According to the specific need to locally have or not a dedicated processing unit, two versions of the interface board have been designed. The first one (v1) represents only an adapter, a kind of bridge, between the proximity sensor modules and the interrogation board of the tactile sensor. The board, whose dimensions are $24\times 23$mm, is able to host up to four proximity sensor modules through horizontal connectors and can be connected to the tactile board via a 8-ways connector, i.e., JST SM08B-SRSS-TB. Figure 3a reports the Eagle [21] view of the designed 2-layers PCB, while

Table 1. Connector pinout.

Pin	Signal
1	V${}_{cc}$—$3.3$V
2	SDA
3	SCL
4	Chip Enable 1
5	Chip Enable 2
6	Chip Enable 3
7	Chip Enable 4
8	GND

reports the interface connector pinout.

The second version (v2) of the interface board provides a complete, compact ($24\times 34$mm) interrogation system for the proximity sensor modules. As the first version, it can host up to four proximity modules, but it provides also an elaboration unit for sensor data acquisition. The MCU is a PIC microcontroller, i.e., Microchip PIC16F19176. The microcontroller can be externally interrogated through a Serial Bus via the 5-ways interface connector, while it scans the proximity sensor modules via I2C interface. Differently from the v1, in the v2 the middle proximity module is directly soldered on the PCB and it is no more connected through the connector. Moreover, the board provides the programming connector that can be used to flash the PIC firmware via PicKit 3 programmer. Figure 3b reports the Eagle view of the designed 2-layers PCB, while

Table 2. Connectors pinout.
◇ ◇ ◇ ◇
Set exercise 1
Reproduce the passage of the interface board description that starts with the words containing "Table 1. Connector pinout." and ends with "interface connector pinout.".
Set exercise 2
From Table 1 in the interface board description, list the signal assigned to each of pins 2 through 7, with its pin number.
The records that follow are separate material, unrelated to the interface board description.

Data entries
◇ ◇ ◇ ◇
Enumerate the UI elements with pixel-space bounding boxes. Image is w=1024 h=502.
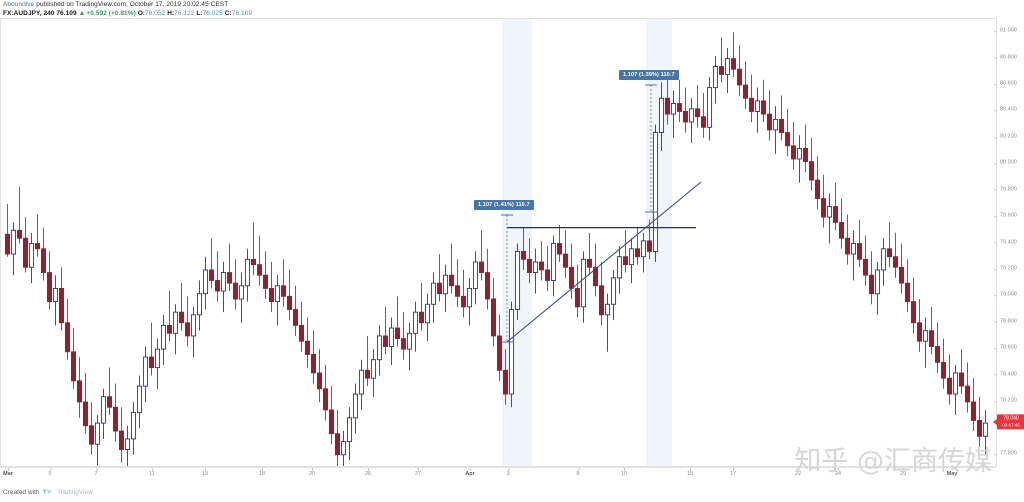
price-tick: 78.400 — [994, 371, 1024, 378]
price-tick: 80.200 — [994, 134, 1024, 140]
chart-footer: Created with TradingView — [3, 488, 93, 497]
close-key: C: — [224, 10, 232, 18]
price-tick: 81.000 — [994, 28, 1024, 34]
price-marker-arrow-icon — [993, 419, 997, 426]
author-link[interactable]: Aboundive — [3, 1, 35, 8]
time-tick: 17 — [729, 468, 737, 477]
triangle-up-icon — [79, 11, 84, 16]
open-value: 76.052 — [145, 10, 166, 18]
low-value: 76.025 — [202, 10, 223, 18]
price-tick: 80.800 — [994, 54, 1024, 61]
tradingview-logo-icon — [43, 488, 52, 497]
last-price: 76.109 — [56, 10, 77, 18]
price-tick: 78.600 — [994, 345, 1024, 351]
price-tick: 79.200 — [994, 266, 1024, 272]
price-tick: 80.600 — [994, 81, 1024, 87]
publish-text: published on TradingView.com, October 17… — [36, 1, 229, 8]
change-value: +0.592 — [86, 10, 107, 18]
price-tick: 79.600 — [994, 213, 1024, 219]
time-tick: 24 — [834, 468, 842, 477]
measurement-label-pattern-height[interactable]: 1.107 (1.41%) 110.7 — [474, 200, 534, 210]
time-tick: 27 — [414, 468, 422, 477]
price-tick: 79.000 — [994, 292, 1024, 299]
open-key: O: — [137, 10, 146, 18]
time-tick: 26 — [364, 468, 372, 477]
time-tick: 20 — [308, 468, 316, 477]
symbol-label[interactable]: FX:AUDJPY, 240 — [3, 10, 55, 18]
legend-publish-line: Aboundive published on TradingView.com, … — [3, 1, 603, 9]
time-tick: 13 — [201, 468, 209, 477]
time-axis[interactable]: Mar 5 7 11 13 18 20 26 27 Apr 3 8 10 15 17 22 24 29 May — [0, 467, 996, 484]
price-tick: 79.400 — [994, 239, 1024, 246]
time-tick: Mar — [3, 468, 13, 477]
chart-legend: Aboundive published on TradingView.com, … — [3, 1, 603, 18]
legend-ohlc-line: FX:AUDJPY, 240 76.109 +0.592 (+0.81%) O:… — [3, 10, 603, 18]
close-value: 76.109 — [231, 10, 253, 18]
time-tick: 3 — [506, 468, 510, 477]
time-tick: 11 — [149, 468, 155, 477]
time-tick: May — [946, 468, 958, 477]
high-key: H: — [167, 10, 175, 18]
created-with-label: Created with — [3, 489, 40, 497]
price-tick: 80.400 — [994, 107, 1024, 114]
time-tick: 22 — [794, 468, 802, 477]
change-percent: (+0.81%) — [108, 10, 136, 18]
time-tick: 8 — [576, 468, 580, 477]
time-tick: 15 — [686, 468, 694, 477]
price-tick: 78.200 — [994, 398, 1024, 404]
price-axis[interactable]: 81.000 80.800 80.600 80.400 80.200 80.000 79.8… — [993, 18, 1024, 467]
price-tick: 78.800 — [994, 318, 1024, 325]
current-price-value: 78.040 — [1003, 415, 1019, 422]
price-tick: 79.800 — [994, 186, 1024, 193]
chart-plot-area[interactable]: 1.107 (1.41%) 110.7 1.107 (1.39%) 110.7 — [0, 18, 996, 467]
tradingview-brand-label[interactable]: TradingView — [57, 489, 93, 497]
candlestick-svg — [4, 19, 989, 466]
price-tick: 80.000 — [994, 160, 1024, 167]
time-tick: 10 — [620, 468, 628, 477]
time-tick: Apr — [465, 468, 475, 477]
price-tick: 77.800 — [994, 451, 1024, 457]
bar-countdown: 00:57:45 — [1002, 422, 1020, 428]
time-tick: 7 — [94, 468, 98, 477]
high-value: 76.122 — [174, 10, 195, 18]
time-tick: 18 — [258, 468, 266, 477]
measurement-label-target-projection[interactable]: 1.107 (1.39%) 110.7 — [619, 70, 679, 80]
time-tick: 29 — [899, 468, 907, 477]
current-price-badge[interactable]: 78.040 00:57:45 — [997, 414, 1024, 430]
low-key: L: — [196, 10, 203, 18]
time-tick: 5 — [48, 468, 52, 477]
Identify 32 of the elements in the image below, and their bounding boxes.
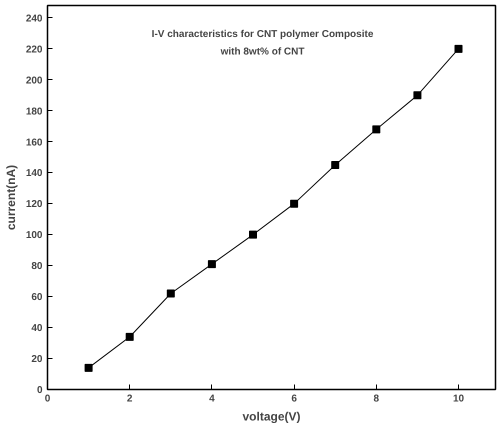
◇ ◇ ◇ ◇
Exercise output 1
Table 1. Connector pinout.

Pin	Signal
1	V${}_{cc}$—$3.3$V
2	SDA
3	SCL
4	Chip Enable 1
5	Chip Enable 2
6	Chip Enable 3
7	Chip Enable 4
8	GND

reports the interface connector pinout.

Exercise output 2
2: SDA
3: SCL
4: Chip Enable 1
5: Chip Enable 2
6: Chip Enable 3
7: Chip Enable 4